Editor’s note: Ron Morrison, C&MA Board chairman (2005–2009), remains hopeful that Black History Month will look different in the future as The Alliance continues to create and encourage opportunities for young African Americans to lead at higher levels within the C&MA. In this series of articles, four emerging African-American leaders—Jelani Pinnock, Calvin Dorsey, Reggie Screen, and Leonard Tanks—articulate the vital influence mentors and role models have had in molding them into the leaders they are today.
***
by Jelani Pinnock (above, far right), worship pastor at Grace Church in Middleburg Heights, Ohio
Some people have passed through my life quickly like a breeze. Their time with me was short, yet still, their impact created a path for me as if clearing leaves from a sidewalk.
Then, there are others who encouraged me to lift my head and gave me great opportunity. They were like open doors.
For me, these influential people have been:
- Rev. Dr. Orlando Rivera, former chair of the Pastoral Ministry department at Nyack College who recently passed away in a tragic accident;
- Rev. Yeathus Johnson, Urban Consultant and Strategist for the Metro District of the C&MA; and
- Rev. Kelvin Walker, district superintendent of the Metro District of the C&MA.
Orlando and Yeathus were my eastern and western breezes, and Kelvin was my door.
The Lord’s Will
In my life as an ambitious, hungry, and often overlooked person of color, representatives who share my story, my voice, and resemble me have been catalytic. They have been inspiring and hypnotizing. Yet the right person in power with just the right amount of influence and the utmost desire to “level the playing fields of corporate career positioning” is not weightier than God’s plans. No industry connection vis-à-vis a corporate network is sovereign enough to usurp the Lord’s power to accomplish His will through the lives of His servants.

■ Problems and tasks ■
1. Answer these questions using the article:
(a) During which years did Ron Morrison serve as C&MA Board chairman?
(b) At which church, and in which city, is Jelani Pinnock the worship pastor?
(c) Which of the three people the writer lists is called "my door"?
2. In one to three sentences, explain why the writer of the article holds that the right person in power is not weightier than God's plans.
The rows that come next are drawn from a source unrelated to the article.

■ Provided records ■
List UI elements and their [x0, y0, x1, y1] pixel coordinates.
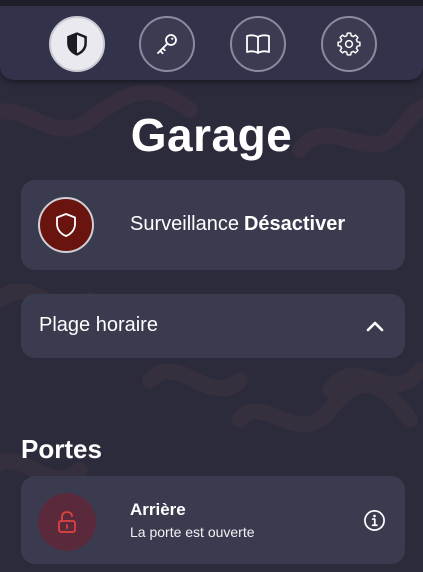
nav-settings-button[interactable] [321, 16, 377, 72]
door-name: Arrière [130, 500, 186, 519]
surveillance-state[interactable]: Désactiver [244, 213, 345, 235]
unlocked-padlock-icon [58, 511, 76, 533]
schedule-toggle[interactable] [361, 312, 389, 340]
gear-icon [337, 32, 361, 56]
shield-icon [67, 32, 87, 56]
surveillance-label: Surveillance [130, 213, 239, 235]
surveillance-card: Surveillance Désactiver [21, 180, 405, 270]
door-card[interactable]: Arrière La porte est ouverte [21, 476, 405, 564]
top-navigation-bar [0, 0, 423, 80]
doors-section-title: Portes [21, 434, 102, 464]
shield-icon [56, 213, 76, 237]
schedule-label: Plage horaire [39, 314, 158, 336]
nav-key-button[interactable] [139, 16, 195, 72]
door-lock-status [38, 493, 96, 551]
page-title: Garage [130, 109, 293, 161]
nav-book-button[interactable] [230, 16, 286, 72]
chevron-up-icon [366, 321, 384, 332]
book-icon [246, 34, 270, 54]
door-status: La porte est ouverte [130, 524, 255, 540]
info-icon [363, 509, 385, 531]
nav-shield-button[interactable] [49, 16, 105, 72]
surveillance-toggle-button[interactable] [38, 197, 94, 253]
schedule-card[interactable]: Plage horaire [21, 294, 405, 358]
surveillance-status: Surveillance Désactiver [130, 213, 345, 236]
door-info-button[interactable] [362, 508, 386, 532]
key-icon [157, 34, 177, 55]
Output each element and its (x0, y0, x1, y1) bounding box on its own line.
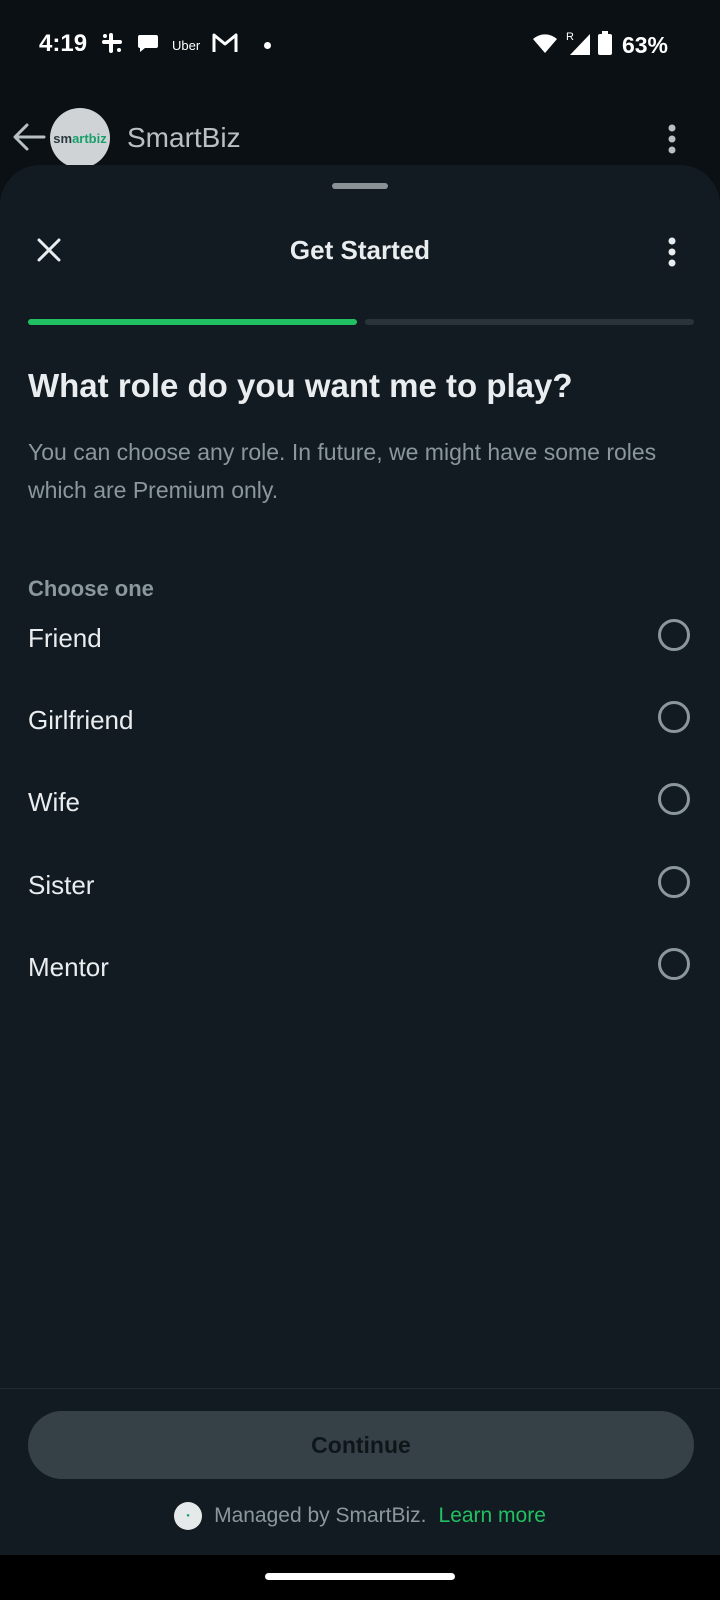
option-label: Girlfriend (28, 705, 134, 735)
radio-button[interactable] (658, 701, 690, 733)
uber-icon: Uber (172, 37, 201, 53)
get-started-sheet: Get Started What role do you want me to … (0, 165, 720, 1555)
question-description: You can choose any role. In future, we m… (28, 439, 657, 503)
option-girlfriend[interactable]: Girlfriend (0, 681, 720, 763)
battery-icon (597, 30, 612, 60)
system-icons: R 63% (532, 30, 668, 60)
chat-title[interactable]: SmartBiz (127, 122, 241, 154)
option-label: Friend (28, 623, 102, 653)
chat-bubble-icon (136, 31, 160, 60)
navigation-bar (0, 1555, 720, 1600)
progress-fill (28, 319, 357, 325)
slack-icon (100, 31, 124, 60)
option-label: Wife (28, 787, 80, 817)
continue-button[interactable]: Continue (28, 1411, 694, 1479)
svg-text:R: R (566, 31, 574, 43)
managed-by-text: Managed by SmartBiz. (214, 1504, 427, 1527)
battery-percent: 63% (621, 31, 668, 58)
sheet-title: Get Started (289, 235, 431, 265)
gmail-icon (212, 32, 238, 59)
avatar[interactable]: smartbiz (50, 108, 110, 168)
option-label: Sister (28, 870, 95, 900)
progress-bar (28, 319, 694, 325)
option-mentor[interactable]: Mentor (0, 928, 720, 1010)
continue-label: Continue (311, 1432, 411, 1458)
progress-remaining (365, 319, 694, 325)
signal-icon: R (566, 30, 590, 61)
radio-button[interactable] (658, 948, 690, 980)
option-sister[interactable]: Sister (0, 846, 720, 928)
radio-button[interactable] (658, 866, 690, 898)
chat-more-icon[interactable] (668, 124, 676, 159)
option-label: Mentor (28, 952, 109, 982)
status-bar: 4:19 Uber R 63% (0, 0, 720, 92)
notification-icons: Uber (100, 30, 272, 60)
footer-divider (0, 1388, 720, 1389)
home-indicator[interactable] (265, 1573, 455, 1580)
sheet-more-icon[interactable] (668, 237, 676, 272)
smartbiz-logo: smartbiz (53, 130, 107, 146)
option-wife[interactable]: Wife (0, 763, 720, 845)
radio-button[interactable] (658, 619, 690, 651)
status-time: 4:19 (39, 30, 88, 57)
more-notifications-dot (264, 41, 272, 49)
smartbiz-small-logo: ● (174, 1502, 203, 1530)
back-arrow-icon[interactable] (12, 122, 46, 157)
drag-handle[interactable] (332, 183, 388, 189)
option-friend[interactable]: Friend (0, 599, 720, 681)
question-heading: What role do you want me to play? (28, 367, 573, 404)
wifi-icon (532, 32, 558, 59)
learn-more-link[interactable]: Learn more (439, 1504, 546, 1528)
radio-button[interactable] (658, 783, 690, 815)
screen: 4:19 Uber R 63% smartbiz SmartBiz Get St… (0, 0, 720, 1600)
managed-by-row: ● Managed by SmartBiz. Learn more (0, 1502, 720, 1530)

* * *

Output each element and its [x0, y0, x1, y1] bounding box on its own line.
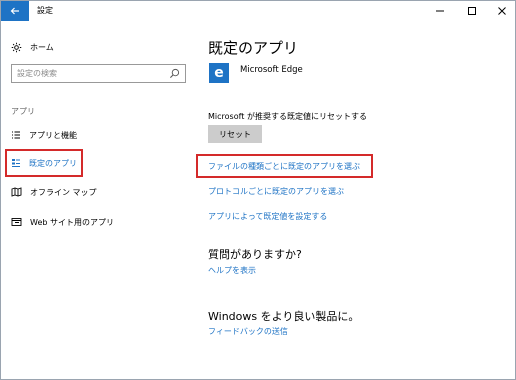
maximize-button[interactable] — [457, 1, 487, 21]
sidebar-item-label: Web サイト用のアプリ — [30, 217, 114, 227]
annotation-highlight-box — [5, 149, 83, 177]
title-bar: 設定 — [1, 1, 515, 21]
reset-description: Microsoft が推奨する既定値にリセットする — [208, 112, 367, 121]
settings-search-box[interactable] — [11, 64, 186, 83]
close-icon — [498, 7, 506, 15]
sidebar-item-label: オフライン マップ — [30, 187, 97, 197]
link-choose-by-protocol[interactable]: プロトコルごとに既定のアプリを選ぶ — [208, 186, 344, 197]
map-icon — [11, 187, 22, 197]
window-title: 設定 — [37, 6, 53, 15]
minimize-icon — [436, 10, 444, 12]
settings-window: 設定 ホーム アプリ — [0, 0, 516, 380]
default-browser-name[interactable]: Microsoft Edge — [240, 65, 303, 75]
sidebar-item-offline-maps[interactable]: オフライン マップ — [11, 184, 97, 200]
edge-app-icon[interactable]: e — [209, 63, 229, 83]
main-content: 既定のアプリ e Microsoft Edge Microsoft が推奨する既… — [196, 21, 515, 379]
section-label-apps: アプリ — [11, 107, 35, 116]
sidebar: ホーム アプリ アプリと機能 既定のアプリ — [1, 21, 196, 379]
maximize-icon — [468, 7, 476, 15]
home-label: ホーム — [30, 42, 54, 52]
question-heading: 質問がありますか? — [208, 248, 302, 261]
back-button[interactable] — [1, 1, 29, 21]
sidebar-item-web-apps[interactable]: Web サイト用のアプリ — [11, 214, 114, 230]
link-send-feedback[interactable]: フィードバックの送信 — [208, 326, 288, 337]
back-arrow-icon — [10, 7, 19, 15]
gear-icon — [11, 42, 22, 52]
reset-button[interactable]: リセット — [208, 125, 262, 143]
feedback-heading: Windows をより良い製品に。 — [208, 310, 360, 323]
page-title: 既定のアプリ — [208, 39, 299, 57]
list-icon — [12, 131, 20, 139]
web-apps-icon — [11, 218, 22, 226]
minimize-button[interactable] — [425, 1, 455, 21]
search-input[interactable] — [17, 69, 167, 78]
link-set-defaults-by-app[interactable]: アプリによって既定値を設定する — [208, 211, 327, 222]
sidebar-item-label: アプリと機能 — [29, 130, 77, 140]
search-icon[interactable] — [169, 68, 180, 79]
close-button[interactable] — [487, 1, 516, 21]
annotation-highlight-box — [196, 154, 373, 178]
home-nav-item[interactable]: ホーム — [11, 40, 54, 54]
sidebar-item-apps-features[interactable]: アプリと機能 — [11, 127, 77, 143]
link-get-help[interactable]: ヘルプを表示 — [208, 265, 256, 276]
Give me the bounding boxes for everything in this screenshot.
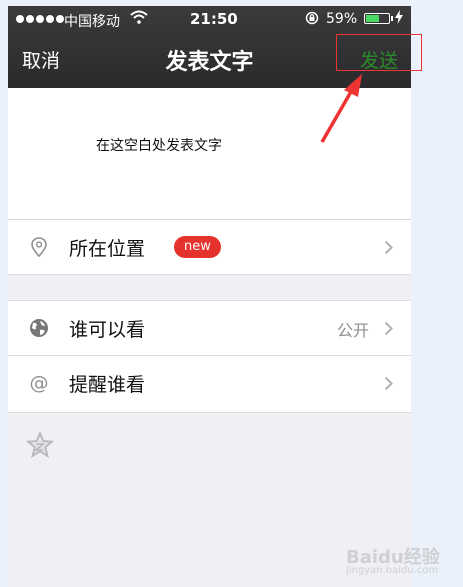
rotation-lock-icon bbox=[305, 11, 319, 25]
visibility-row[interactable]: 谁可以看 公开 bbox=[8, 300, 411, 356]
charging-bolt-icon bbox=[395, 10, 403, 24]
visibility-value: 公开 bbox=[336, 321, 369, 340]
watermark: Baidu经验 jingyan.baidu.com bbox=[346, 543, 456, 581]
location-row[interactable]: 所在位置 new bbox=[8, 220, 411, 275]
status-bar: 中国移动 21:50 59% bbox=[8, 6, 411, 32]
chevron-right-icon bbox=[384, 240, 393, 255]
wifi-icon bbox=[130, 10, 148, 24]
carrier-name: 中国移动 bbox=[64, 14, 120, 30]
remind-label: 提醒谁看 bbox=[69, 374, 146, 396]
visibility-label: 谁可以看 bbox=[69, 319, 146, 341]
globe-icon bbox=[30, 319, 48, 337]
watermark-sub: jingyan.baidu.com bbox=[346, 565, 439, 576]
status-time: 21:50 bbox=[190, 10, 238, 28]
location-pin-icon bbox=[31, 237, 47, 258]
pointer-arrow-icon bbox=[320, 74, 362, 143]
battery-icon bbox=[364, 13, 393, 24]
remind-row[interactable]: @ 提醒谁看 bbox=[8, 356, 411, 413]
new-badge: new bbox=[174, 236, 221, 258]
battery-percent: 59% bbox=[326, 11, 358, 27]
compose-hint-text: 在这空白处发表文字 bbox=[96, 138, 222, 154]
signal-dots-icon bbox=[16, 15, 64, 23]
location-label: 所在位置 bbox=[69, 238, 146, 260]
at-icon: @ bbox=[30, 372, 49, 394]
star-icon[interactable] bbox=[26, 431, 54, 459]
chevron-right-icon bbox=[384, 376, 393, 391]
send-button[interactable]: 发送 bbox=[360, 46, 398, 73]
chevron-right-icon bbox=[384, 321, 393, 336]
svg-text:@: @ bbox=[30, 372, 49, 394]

---

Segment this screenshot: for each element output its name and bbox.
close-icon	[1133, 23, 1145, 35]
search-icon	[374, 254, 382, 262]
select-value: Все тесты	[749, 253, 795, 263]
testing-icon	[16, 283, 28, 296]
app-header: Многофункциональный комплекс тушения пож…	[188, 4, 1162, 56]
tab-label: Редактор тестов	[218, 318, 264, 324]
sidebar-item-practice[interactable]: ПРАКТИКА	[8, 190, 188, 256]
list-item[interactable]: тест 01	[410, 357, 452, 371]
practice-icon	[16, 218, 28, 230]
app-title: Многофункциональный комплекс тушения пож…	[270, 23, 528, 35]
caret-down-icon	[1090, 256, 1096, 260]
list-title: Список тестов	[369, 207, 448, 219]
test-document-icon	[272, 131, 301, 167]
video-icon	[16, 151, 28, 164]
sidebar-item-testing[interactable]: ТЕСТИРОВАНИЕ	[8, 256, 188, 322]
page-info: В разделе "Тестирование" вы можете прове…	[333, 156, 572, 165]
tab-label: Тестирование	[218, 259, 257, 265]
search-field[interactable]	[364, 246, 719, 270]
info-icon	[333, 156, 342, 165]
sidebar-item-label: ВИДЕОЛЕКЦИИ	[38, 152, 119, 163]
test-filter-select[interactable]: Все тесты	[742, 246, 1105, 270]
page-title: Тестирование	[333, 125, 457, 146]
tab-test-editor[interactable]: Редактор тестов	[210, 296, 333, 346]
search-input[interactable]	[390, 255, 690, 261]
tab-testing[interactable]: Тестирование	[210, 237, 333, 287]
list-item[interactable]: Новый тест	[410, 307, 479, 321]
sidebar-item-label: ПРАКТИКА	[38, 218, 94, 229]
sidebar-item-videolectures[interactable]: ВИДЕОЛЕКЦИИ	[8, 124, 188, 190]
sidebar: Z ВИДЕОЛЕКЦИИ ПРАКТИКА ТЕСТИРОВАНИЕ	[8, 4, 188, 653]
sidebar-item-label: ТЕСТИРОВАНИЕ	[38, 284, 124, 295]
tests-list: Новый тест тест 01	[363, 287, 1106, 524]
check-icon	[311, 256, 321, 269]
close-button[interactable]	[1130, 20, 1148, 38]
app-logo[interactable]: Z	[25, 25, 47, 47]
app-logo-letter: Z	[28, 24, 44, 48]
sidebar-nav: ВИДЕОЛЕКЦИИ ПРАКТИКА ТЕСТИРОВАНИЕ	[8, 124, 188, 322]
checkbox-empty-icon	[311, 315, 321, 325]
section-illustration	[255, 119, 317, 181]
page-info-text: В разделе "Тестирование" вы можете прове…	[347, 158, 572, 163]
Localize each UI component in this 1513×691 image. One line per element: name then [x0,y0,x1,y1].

■ Answers to the problems ■
1.
(a) 2005–2009
(b) Grace Church in Middleburg Heights, Ohio
(c) Rev. Kelvin Walker

2. The writer says that no industry connection through a corporate network is sovereign enough to usurp the Lord's power. That power is what accomplishes His will through the lives of His servants.